Problem description>
Rewrite the forum thread from "Reply Sat 13 Feb, 2010 07:41" to "IS an intention.", changing "persuade" to "convince" throughout.

Article>
'''

Reply Fri 12 Feb, 2010 11:27 pm
@HexHammer,
HexHammer;127762 wrote:
Would be like begging demagogues to pull your legs, no thanks.

Maybe, pull my finger...
 
kennethamy
 
Reply Sat 13 Feb, 2010 07:07 am
@HexHammer,
HexHammer;127737 wrote:
To have the intention of the argument forfilled.


What is the "intention" of an argument? Arguments have no intentions. But arguers intend that their arguments should prove the conclusions of the arguments are true. That is why they advance arguments. Arguers also have a secondary goal. It is to persuade others that the conclusions of their arguments are true.
 
HexHammer
 
Reply Sat 13 Feb, 2010 07:41 am
@kennethamy,
kennethamy;127825 wrote:
What is the "intention" of an argument? Arguments have no intentions. But arguers intend that their arguments should prove the conclusions of the arguments are true. That is why they advance arguments. Arguers also have a secondary goal. It is to persuade others that the conclusions of their arguments are true.
To persuade another/others IS an intention.
 
Twirlip
 
Reply Sat 13 Feb, 2010 08:08 am
@kennethamy,
Quote:
Arguers also have a secondary goal. It is to persuade others that the conclusions of their arguments are true.
Not in every case. I am pretty sure I often say something of the form, "I believe Q, and I think I believe it because I believe P, and I believe that P implies Q, because of argument A. Is Q not true, and if so, is this because P is not true, or because argument A is not valid?"

In the present instance, for example, Q is the proposition "an argument is not always intended solely to persuade", P is "I often argue in such-and-such a way [as described in the previous paragraph]", and A is "anyone arguing in that way has other possible outcomes in mind, not only the possible outcome that their interlocutor will believe in the truth of their premises and in the validity of their argument, and therefore also in the truth of their conclusions".

'''

[Region and label listings]

'''

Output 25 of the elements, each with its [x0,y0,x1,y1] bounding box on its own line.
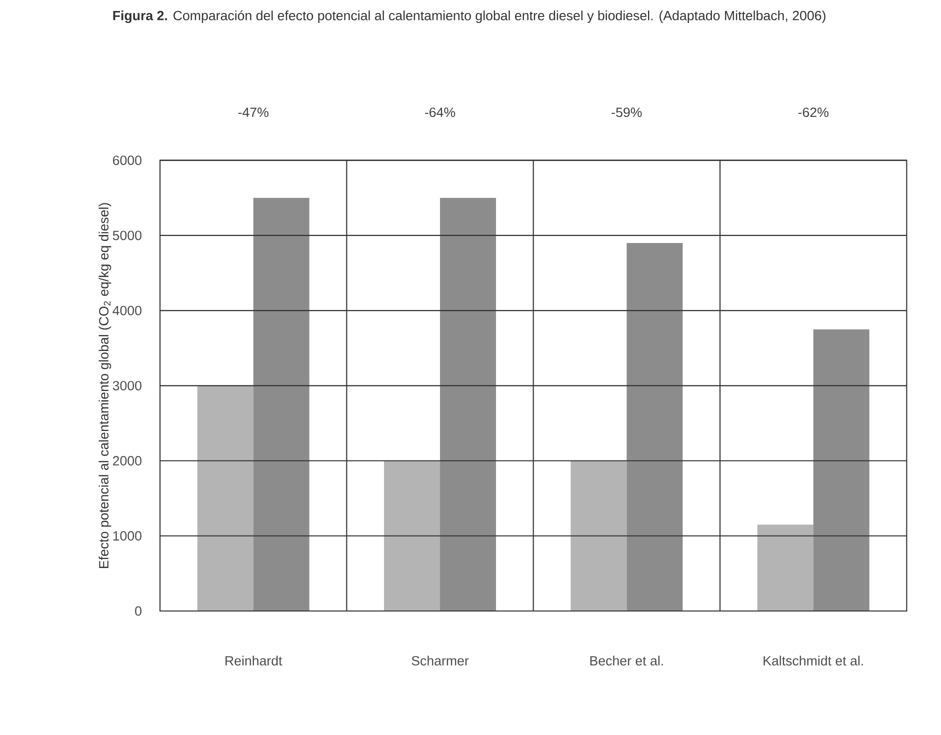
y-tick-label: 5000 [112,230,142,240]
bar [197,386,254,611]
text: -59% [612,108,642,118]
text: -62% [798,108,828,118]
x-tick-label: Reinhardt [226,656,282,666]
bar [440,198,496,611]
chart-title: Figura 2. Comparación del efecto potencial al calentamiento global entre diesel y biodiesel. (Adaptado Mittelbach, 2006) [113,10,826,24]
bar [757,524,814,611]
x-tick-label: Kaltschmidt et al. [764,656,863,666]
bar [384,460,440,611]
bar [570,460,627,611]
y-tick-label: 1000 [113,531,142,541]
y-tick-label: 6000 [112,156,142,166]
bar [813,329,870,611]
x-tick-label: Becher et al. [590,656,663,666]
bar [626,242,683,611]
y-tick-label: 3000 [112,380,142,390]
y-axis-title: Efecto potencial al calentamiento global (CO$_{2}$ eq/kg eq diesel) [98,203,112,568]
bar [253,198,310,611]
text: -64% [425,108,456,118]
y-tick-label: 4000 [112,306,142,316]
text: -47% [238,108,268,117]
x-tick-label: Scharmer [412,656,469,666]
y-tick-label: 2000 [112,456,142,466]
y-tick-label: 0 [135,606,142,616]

'''
'''

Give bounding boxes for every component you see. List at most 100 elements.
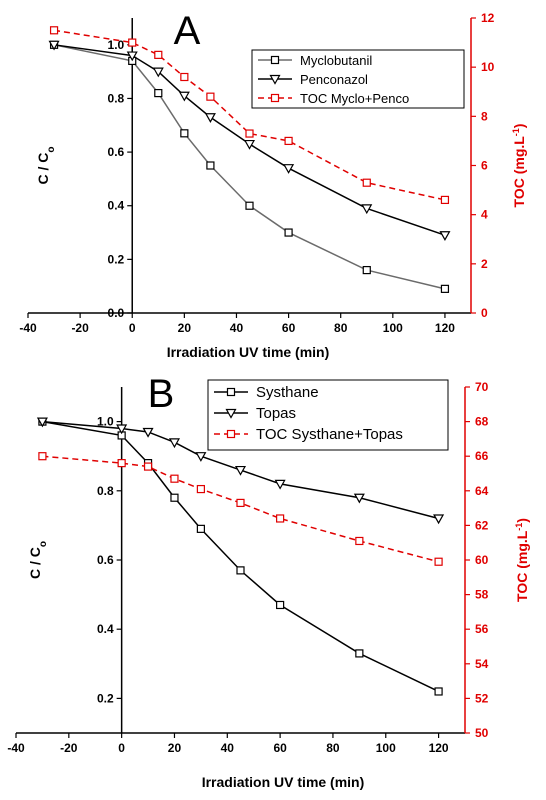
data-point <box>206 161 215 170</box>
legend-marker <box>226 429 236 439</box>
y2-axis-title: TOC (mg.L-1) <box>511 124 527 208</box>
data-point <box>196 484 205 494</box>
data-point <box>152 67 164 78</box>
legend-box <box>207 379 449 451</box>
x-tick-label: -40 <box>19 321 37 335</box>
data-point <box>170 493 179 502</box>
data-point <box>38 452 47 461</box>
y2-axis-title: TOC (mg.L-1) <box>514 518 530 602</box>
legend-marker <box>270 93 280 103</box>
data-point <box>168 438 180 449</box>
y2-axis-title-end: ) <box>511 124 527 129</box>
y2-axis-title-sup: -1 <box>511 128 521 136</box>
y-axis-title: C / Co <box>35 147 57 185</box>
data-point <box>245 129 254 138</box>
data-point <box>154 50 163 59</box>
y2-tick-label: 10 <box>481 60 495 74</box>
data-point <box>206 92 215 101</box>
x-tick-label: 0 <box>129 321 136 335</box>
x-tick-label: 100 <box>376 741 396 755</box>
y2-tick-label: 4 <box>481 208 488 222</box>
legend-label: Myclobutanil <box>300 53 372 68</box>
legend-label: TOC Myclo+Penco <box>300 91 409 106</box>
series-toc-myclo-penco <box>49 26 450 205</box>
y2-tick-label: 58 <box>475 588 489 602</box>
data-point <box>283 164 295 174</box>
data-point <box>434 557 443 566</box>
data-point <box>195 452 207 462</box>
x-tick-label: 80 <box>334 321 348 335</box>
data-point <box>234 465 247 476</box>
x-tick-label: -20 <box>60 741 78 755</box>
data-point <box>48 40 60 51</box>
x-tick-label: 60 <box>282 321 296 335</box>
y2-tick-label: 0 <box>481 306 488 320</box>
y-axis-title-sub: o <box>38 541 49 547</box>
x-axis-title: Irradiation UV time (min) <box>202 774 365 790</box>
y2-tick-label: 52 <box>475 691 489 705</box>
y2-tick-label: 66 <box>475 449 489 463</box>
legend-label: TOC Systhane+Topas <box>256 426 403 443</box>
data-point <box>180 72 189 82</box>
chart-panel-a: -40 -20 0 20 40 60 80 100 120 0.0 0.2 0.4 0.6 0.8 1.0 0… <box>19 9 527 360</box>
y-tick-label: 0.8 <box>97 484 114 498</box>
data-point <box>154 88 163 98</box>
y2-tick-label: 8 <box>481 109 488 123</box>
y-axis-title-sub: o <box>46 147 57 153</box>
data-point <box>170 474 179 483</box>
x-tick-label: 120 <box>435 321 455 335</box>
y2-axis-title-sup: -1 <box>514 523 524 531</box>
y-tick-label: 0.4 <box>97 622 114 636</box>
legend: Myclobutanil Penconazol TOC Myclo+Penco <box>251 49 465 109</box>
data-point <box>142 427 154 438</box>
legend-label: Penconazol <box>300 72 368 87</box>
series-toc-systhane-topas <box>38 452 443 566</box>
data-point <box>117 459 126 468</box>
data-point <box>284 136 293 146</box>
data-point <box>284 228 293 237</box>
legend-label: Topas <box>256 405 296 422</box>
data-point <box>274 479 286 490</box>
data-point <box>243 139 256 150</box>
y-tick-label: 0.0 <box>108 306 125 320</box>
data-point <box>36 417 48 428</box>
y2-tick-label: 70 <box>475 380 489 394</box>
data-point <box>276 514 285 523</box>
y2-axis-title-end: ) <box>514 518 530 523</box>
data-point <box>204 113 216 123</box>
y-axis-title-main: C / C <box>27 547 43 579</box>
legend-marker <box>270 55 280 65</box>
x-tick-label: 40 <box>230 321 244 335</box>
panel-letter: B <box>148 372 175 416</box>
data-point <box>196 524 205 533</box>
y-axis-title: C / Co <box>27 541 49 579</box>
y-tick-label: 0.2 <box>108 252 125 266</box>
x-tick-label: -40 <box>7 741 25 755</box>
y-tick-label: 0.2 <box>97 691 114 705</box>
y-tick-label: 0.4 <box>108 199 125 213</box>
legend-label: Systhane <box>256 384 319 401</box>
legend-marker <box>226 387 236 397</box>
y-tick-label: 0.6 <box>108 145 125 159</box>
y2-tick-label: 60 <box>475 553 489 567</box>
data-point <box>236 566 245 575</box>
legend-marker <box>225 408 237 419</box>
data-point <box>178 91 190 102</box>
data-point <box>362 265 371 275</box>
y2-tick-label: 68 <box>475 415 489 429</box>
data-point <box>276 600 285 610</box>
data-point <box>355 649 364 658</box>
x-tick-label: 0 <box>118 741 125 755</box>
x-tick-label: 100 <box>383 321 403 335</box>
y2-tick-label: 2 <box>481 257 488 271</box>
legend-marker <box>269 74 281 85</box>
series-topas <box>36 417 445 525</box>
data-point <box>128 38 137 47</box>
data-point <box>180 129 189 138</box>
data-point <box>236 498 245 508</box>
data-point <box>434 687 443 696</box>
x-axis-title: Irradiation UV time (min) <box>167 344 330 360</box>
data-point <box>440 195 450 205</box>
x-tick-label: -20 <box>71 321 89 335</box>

'''

Output of the task>
Reply Sat 13 Feb, 2010 07:41 am
@kennethamy,
kennethamy;127825 wrote:
What is the "intention" of an argument? Arguments have no intentions. But arguers intend that their arguments should prove the conclusions of the arguments are true. That is why they advance arguments. Arguers also have a secondary goal. It is to convince others that the conclusions of their arguments are true.
To convince another/others IS an intention.